STATED PROBLEM:
Repeat every record exactly, but keep images out of the copy.

(Recorded data)
◆ ◆ ◆ ◆

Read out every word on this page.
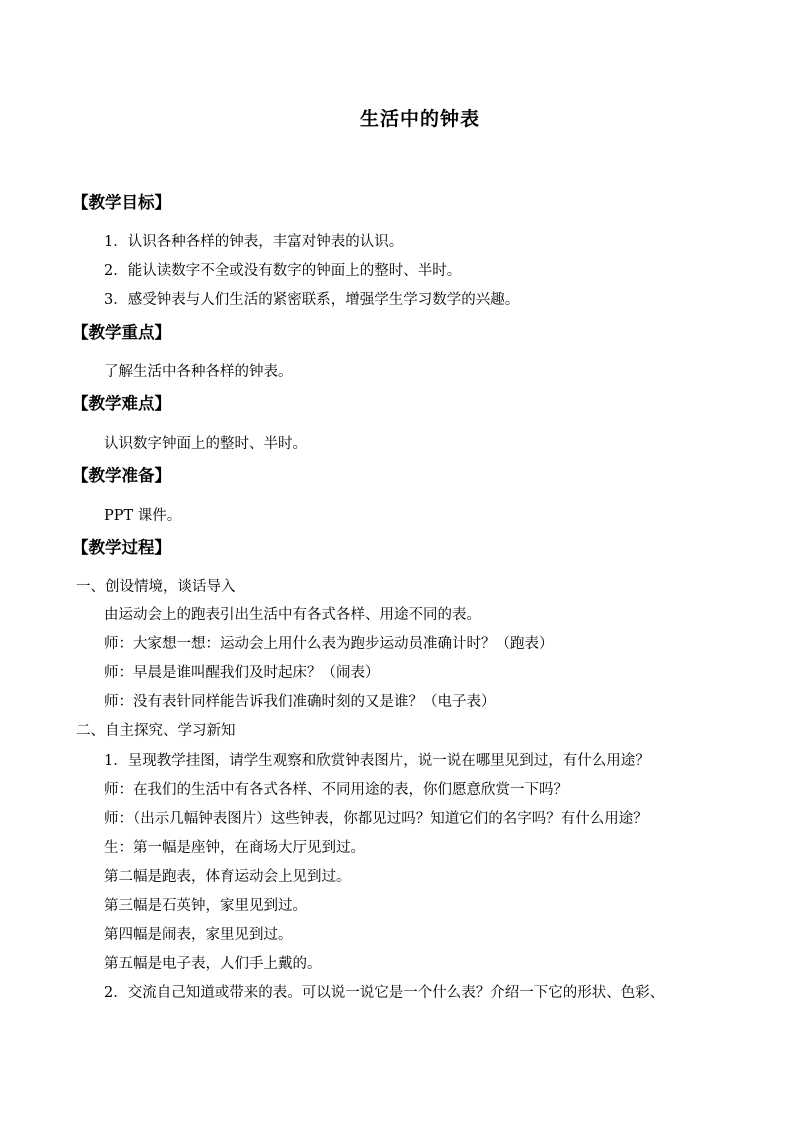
生活中的钟表
【教学目标】
1．认识各种各样的钟表，丰富对钟表的认识。
2．能认读数字不全或没有数字的钟面上的整时、半时。
3．感受钟表与人们生活的紧密联系，增强学生学习数学的兴趣。
【教学重点】
了解生活中各种各样的钟表。
【教学难点】
认识数字钟面上的整时、半时。
【教学准备】
PPT 课件。
【教学过程】
一、创设情境，谈话导入
由运动会上的跑表引出生活中有各式各样、用途不同的表。
师：大家想一想：运动会上用什么表为跑步运动员准确计时？（跑表）
师：早晨是谁叫醒我们及时起床？（闹表）
师：没有表针同样能告诉我们准确时刻的又是谁？（电子表）
二、自主探究、学习新知
1．呈现教学挂图，请学生观察和欣赏钟表图片，说一说在哪里见到过，有什么用途？
师：在我们的生活中有各式各样、不同用途的表，你们愿意欣赏一下吗？
师：（出示几幅钟表图片）这些钟表，你都见过吗？知道它们的名字吗？有什么用途？
生：第一幅是座钟，在商场大厅见到过。
第二幅是跑表，体育运动会上见到过。
第三幅是石英钟，家里见到过。
第四幅是闹表，家里见到过。
第五幅是电子表，人们手上戴的。
2．交流自己知道或带来的表。可以说一说它是一个什么表？介绍一下它的形状、色彩、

◆ ◆ ◆ ◆

FULL OUTPUT:
Read out every word on this page.
生活中的钟表
【教学目标】
1．认识各种各样的钟表，丰富对钟表的认识。
2．能认读数字不全或没有数字的钟面上的整时、半时。
3．感受钟表与人们生活的紧密联系，增强学生学习数学的兴趣。
【教学重点】
了解生活中各种各样的钟表。
【教学难点】
认识数字钟面上的整时、半时。
【教学准备】
PPT 课件。
【教学过程】
一、创设情境，谈话导入
由运动会上的跑表引出生活中有各式各样、用途不同的表。
师：大家想一想：运动会上用什么表为跑步运动员准确计时？（跑表）
师：早晨是谁叫醒我们及时起床？（闹表）
师：没有表针同样能告诉我们准确时刻的又是谁？（电子表）
二、自主探究、学习新知
1．呈现教学挂图，请学生观察和欣赏钟表图片，说一说在哪里见到过，有什么用途？
师：在我们的生活中有各式各样、不同用途的表，你们愿意欣赏一下吗？
师：（出示几幅钟表图片）这些钟表，你都见过吗？知道它们的名字吗？有什么用途？
生：第一幅是座钟，在商场大厅见到过。
第二幅是跑表，体育运动会上见到过。
第三幅是石英钟，家里见到过。
第四幅是闹表，家里见到过。
第五幅是电子表，人们手上戴的。
2．交流自己知道或带来的表。可以说一说它是一个什么表？介绍一下它的形状、色彩、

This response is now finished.